TASK DIRECTIONS: Print the listing that follows, character for character.

DATASET EXCERPTS:
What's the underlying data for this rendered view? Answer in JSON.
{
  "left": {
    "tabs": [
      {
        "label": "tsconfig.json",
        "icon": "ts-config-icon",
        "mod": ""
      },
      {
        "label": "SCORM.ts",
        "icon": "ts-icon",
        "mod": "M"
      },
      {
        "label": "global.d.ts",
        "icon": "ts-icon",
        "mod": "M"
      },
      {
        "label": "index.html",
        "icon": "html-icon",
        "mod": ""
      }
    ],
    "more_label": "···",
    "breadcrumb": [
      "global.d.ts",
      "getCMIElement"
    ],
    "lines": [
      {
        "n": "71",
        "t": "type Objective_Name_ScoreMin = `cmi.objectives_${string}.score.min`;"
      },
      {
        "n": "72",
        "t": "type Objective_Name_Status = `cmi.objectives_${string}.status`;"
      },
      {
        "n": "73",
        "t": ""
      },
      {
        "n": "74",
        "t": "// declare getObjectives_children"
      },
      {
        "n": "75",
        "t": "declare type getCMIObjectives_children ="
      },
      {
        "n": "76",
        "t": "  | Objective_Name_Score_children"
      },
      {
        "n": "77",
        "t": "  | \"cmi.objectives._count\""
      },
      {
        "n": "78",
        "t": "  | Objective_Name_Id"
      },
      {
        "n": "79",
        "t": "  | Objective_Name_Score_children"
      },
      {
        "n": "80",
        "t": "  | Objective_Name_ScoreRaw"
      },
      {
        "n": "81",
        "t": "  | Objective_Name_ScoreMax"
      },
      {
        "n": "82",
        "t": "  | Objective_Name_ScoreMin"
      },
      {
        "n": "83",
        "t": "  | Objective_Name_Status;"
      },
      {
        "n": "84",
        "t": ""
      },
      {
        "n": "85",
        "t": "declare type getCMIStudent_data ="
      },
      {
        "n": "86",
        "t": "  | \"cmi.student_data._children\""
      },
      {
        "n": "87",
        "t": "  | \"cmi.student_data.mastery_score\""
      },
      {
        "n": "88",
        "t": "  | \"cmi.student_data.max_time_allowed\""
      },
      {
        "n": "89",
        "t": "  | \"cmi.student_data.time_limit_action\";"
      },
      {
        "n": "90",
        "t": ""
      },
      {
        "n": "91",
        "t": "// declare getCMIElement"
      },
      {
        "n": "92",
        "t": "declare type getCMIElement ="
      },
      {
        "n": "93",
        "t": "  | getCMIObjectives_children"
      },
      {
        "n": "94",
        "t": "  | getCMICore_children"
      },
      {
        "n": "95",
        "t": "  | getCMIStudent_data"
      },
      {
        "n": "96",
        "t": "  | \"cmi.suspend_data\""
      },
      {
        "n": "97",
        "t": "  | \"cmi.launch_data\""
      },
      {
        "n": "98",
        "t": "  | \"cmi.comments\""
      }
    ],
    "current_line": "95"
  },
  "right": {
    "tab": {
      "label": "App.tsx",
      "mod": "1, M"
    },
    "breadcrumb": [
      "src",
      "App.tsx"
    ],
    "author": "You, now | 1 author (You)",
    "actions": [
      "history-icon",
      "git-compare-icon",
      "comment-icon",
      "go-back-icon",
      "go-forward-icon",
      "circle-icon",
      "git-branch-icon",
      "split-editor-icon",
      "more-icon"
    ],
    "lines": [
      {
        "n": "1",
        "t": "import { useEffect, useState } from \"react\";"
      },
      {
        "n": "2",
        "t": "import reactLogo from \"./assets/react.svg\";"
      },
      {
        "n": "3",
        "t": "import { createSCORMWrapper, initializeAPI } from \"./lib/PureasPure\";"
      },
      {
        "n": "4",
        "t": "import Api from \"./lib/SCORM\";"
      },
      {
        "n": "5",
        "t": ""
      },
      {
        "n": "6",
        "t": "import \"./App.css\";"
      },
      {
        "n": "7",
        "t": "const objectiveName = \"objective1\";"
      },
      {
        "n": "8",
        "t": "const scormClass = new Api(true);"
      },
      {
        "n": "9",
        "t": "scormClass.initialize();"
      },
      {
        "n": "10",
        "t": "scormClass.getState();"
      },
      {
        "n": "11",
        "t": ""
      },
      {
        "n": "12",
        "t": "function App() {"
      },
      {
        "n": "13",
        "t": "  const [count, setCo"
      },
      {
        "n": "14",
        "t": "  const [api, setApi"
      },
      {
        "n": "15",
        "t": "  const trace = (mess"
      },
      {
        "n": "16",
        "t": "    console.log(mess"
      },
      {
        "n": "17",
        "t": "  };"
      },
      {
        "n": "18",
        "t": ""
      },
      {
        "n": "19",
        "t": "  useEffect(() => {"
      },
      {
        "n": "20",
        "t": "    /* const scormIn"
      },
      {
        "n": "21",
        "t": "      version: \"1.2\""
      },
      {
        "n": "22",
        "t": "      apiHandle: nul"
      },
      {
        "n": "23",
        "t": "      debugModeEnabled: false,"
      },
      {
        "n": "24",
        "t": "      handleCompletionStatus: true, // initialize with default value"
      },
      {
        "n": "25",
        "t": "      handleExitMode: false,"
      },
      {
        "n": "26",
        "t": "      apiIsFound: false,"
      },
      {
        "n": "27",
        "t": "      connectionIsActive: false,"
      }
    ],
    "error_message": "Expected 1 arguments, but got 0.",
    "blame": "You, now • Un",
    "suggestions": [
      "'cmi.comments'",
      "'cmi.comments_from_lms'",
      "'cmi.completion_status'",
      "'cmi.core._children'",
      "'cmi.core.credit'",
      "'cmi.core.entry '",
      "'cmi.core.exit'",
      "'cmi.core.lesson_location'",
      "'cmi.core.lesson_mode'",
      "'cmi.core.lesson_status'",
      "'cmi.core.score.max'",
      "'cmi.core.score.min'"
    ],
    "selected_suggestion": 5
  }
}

ANSWER FOR THE TASK:
What's the underlying data for this rendered view? Answer in JSON.
{
  "left": {
    "tabs": [
      {
        "label": "tsconfig.json",
        "icon": "ts-config-icon",
        "mod": ""
      },
      {
        "label": "SCORM.ts",
        "icon": "ts-icon",
        "mod": "M"
      },
      {
        "label": "global.d.ts",
        "icon": "ts-icon",
        "mod": "M"
      },
      {
        "label": "index.html",
        "icon": "html-icon",
        "mod": ""
      }
    ],
    "more_label": "···",
    "breadcrumb": [
      "global.d.ts",
      "getCMIElement"
    ],
    "lines": [
      {
        "n": "71",
        "t": "type Objective_Name_ScoreMin = `cmi.objectives_${string}.score.min`;"
      },
      {
        "n": "72",
        "t": "type Objective_Name_Status = `cmi.objectives_${string}.status`;"
      },
      {
        "n": "73",
        "t": ""
      },
      {
        "n": "74",
        "t": "// declare getObjectives_children"
      },
      {
        "n": "75",
        "t": "declare type getCMIObjectives_children ="
      },
      {
        "n": "76",
        "t": "  | Objective_Name_Score_children"
      },
      {
        "n": "77",
        "t": "  | \"cmi.objectives._count\""
      },
      {
        "n": "78",
        "t": "  | Objective_Name_Id"
      },
      {
        "n": "79",
        "t": "  | Objective_Name_Score_children"
      },
      {
        "n": "80",
        "t": "  | Objective_Name_ScoreRaw"
      },
      {
        "n": "81",
        "t": "  | Objective_Name_ScoreMax"
      },
      {
        "n": "82",
        "t": "  | Objective_Name_ScoreMin"
      },
      {
        "n": "83",
        "t": "  | Objective_Name_Status;"
      },
      {
        "n": "84",
        "t": ""
      },
      {
        "n": "85",
        "t": "declare type getCMIStudent_data ="
      },
      {
        "n": "86",
        "t": "  | \"cmi.student_data._children\""
      },
      {
        "n": "87",
        "t": "  | \"cmi.student_data.mastery_score\""
      },
      {
        "n": "88",
        "t": "  | \"cmi.student_data.max_time_allowed\""
      },
      {
        "n": "89",
        "t": "  | \"cmi.student_data.time_limit_action\";"
      },
      {
        "n": "90",
        "t": ""
      },
      {
        "n": "91",
        "t": "// declare getCMIElement"
      },
      {
        "n": "92",
        "t": "declare type getCMIElement ="
      },
      {
        "n": "93",
        "t": "  | getCMIObjectives_children"
      },
      {
        "n": "94",
        "t": "  | getCMICore_children"
      },
      {
        "n": "95",
        "t": "  | getCMIStudent_data"
      },
      {
        "n": "96",
        "t": "  | \"cmi.suspend_data\""
      },
      {
        "n": "97",
        "t": "  | \"cmi.launch_data\""
      },
      {
        "n": "98",
        "t": "  | \"cmi.comments\""
      }
    ],
    "current_line": "95"
  },
  "right": {
    "tab": {
      "label": "App.tsx",
      "mod": "1, M"
    },
    "breadcrumb": [
      "src",
      "App.tsx"
    ],
    "author": "You, now | 1 author (You)",
    "actions": [
      "history-icon",
      "git-compare-icon",
      "comment-icon",
      "go-back-icon",
      "go-forward-icon",
      "circle-icon",
      "git-branch-icon",
      "split-editor-icon",
      "more-icon"
    ],
    "lines": [
      {
        "n": "1",
        "t": "import { useEffect, useState } from \"react\";"
      },
      {
        "n": "2",
        "t": "import reactLogo from \"./assets/react.svg\";"
      },
      {
        "n": "3",
        "t": "import { createSCORMWrapper, initializeAPI } from \"./lib/PureasPure\";"
      },
      {
        "n": "4",
        "t": "import Api from \"./lib/SCORM\";"
      },
      {
        "n": "5",
        "t": ""
      },
      {
        "n": "6",
        "t": "import \"./App.css\";"
      },
      {
        "n": "7",
        "t": "const objectiveName = \"objective1\";"
      },
      {
        "n": "8",
        "t": "const scormClass = new Api(true);"
      },
      {
        "n": "9",
        "t": "scormClass.initialize();"
      },
      {
        "n": "10",
        "t": "scormClass.getState();"
      },
      {
        "n": "11",
        "t": ""
      },
      {
        "n": "12",
        "t": "function App() {"
      },
      {
        "n": "13",
        "t": "  const [count, setCo"
      },
      {
        "n": "14",
        "t": "  const [api, setApi"
      },
      {
        "n": "15",
        "t": "  const trace = (mess"
      },
      {
        "n": "16",
        "t": "    console.log(mess"
      },
      {
        "n": "17",
        "t": "  };"
      },
      {
        "n": "18",
        "t": ""
      },
      {
        "n": "19",
        "t": "  useEffect(() => {"
      },
      {
        "n": "20",
        "t": "    /* const scormIn"
      },
      {
        "n": "21",
        "t": "      version: \"1.2\""
      },
      {
        "n": "22",
        "t": "      apiHandle: nul"
      },
      {
        "n": "23",
        "t": "      debugModeEnabled: false,"
      },
      {
        "n": "24",
        "t": "      handleCompletionStatus: true, // initialize with default value"
      },
      {
        "n": "25",
        "t": "      handleExitMode: false,"
      },
      {
        "n": "26",
        "t": "      apiIsFound: false,"
      },
      {
        "n": "27",
        "t": "      connectionIsActive: false,"
      }
    ],
    "error_message": "Expected 1 arguments, but got 0.",
    "blame": "You, now • Un",
    "suggestions": [
      "'cmi.comments'",
      "'cmi.comments_from_lms'",
      "'cmi.completion_status'",
      "'cmi.core._children'",
      "'cmi.core.credit'",
      "'cmi.core.entry '",
      "'cmi.core.exit'",
      "'cmi.core.lesson_location'",
      "'cmi.core.lesson_mode'",
      "'cmi.core.lesson_status'",
      "'cmi.core.score.max'",
      "'cmi.core.score.min'"
    ],
    "selected_suggestion": 5
  }
}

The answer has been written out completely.